* _Aim of the exercise_
Copy every line of the entries that includes the word "follow".

>>>>

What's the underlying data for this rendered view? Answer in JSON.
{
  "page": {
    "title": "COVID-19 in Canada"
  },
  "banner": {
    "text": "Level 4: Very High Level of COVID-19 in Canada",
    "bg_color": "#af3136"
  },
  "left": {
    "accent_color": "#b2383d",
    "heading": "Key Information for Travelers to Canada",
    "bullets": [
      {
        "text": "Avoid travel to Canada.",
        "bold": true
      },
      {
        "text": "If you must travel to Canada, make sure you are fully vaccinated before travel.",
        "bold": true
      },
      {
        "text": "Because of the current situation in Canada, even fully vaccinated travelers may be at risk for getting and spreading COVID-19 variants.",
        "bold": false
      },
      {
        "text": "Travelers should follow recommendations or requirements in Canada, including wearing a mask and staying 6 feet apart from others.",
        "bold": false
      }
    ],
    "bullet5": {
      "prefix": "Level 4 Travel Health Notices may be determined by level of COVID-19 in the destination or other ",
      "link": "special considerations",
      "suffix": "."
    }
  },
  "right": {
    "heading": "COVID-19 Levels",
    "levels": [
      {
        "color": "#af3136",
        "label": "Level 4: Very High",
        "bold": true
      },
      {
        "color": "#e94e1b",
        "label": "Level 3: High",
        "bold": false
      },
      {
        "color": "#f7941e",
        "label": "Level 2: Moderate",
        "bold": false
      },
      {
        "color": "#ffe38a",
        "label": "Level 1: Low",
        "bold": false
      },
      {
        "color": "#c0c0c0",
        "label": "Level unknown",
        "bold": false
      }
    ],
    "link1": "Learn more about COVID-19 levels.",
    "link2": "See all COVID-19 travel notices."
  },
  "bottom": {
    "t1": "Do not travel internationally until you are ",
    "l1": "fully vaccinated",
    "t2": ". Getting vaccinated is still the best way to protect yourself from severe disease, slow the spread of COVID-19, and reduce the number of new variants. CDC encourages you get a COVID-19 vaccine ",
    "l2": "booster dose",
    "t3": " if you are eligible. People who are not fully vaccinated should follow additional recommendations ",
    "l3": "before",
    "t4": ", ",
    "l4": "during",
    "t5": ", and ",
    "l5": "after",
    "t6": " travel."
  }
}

<<<<

* _Exercise response_
        "text": "Travelers should follow recommendations or requirements in Canada, including wearing a mask and staying 6 feet apart from others.",
    "t3": " if you are eligible. People who are not fully vaccinated should follow additional recommendations ",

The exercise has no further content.